(Rows from a dataset)
begin

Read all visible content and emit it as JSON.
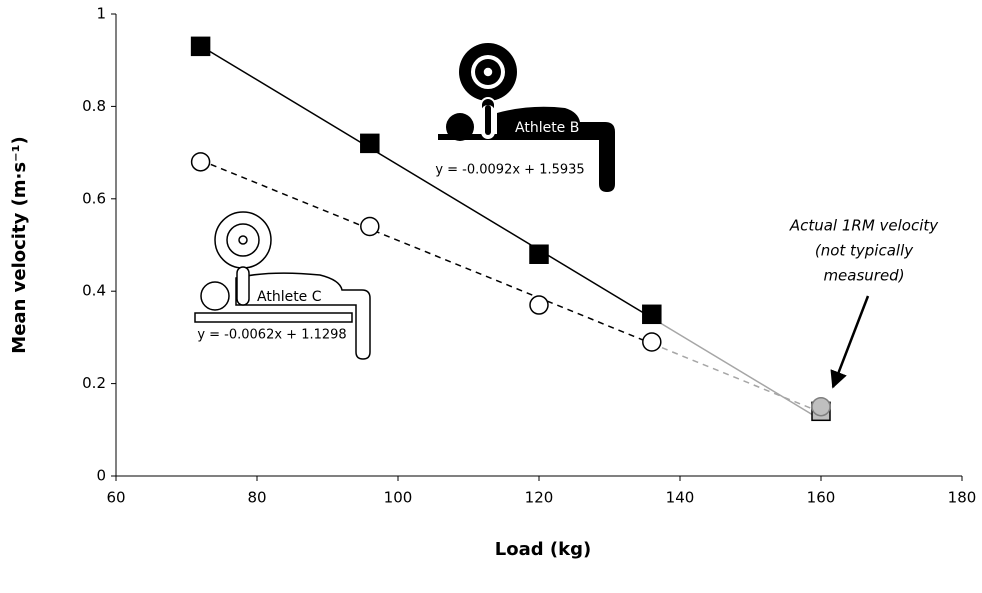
{
  "chart_data": {
    "type": "scatter",
    "x_label": "Load (kg)",
    "y_label": "Mean velocity (m·s⁻¹)",
    "xlim": [
      60,
      180
    ],
    "xticks": [
      60,
      80,
      100,
      120,
      140,
      160,
      180
    ],
    "ylim": [
      0,
      1
    ],
    "yticks": [
      0,
      0.2,
      0.4,
      0.6,
      0.8,
      1
    ],
    "series": [
      {
        "name": "Athlete B",
        "marker": "square",
        "color": "#000000",
        "line_style": "solid",
        "extension_color": "#a6a6a6",
        "x": [
          72,
          96,
          120,
          136
        ],
        "values": [
          0.93,
          0.72,
          0.48,
          0.35
        ],
        "trendline": {
          "slope": -0.0092,
          "intercept": 1.5935,
          "label": "y = -0.0092x + 1.5935"
        },
        "one_rm": {
          "x": 160,
          "value": 0.14,
          "color": "#bfbfbf"
        }
      },
      {
        "name": "Athlete C",
        "marker": "circle",
        "color": "#000000",
        "line_style": "dashed",
        "extension_color": "#a6a6a6",
        "x": [
          72,
          96,
          120,
          136
        ],
        "values": [
          0.68,
          0.54,
          0.37,
          0.29
        ],
        "trendline": {
          "slope": -0.0062,
          "intercept": 1.1298,
          "label": "y = -0.0062x + 1.1298"
        },
        "one_rm": {
          "x": 160,
          "value": 0.15,
          "color": "#bfbfbf"
        }
      }
    ],
    "annotation": [
      "Actual 1RM velocity",
      "(not typically",
      "measured)"
    ]
  }
}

end

*Exercise goal:* Repeat verbatim all the material, but not the pictures.

*Answer to the exercise:*
Read all visible content and emit it as JSON.
{
  "chart_data": {
    "type": "scatter",
    "x_label": "Load (kg)",
    "y_label": "Mean velocity (m·s⁻¹)",
    "xlim": [
      60,
      180
    ],
    "xticks": [
      60,
      80,
      100,
      120,
      140,
      160,
      180
    ],
    "ylim": [
      0,
      1
    ],
    "yticks": [
      0,
      0.2,
      0.4,
      0.6,
      0.8,
      1
    ],
    "series": [
      {
        "name": "Athlete B",
        "marker": "square",
        "color": "#000000",
        "line_style": "solid",
        "extension_color": "#a6a6a6",
        "x": [
          72,
          96,
          120,
          136
        ],
        "values": [
          0.93,
          0.72,
          0.48,
          0.35
        ],
        "trendline": {
          "slope": -0.0092,
          "intercept": 1.5935,
          "label": "y = -0.0092x + 1.5935"
        },
        "one_rm": {
          "x": 160,
          "value": 0.14,
          "color": "#bfbfbf"
        }
      },
      {
        "name": "Athlete C",
        "marker": "circle",
        "color": "#000000",
        "line_style": "dashed",
        "extension_color": "#a6a6a6",
        "x": [
          72,
          96,
          120,
          136
        ],
        "values": [
          0.68,
          0.54,
          0.37,
          0.29
        ],
        "trendline": {
          "slope": -0.0062,
          "intercept": 1.1298,
          "label": "y = -0.0062x + 1.1298"
        },
        "one_rm": {
          "x": 160,
          "value": 0.15,
          "color": "#bfbfbf"
        }
      }
    ],
    "annotation": [
      "Actual 1RM velocity",
      "(not typically",
      "measured)"
    ]
  }
}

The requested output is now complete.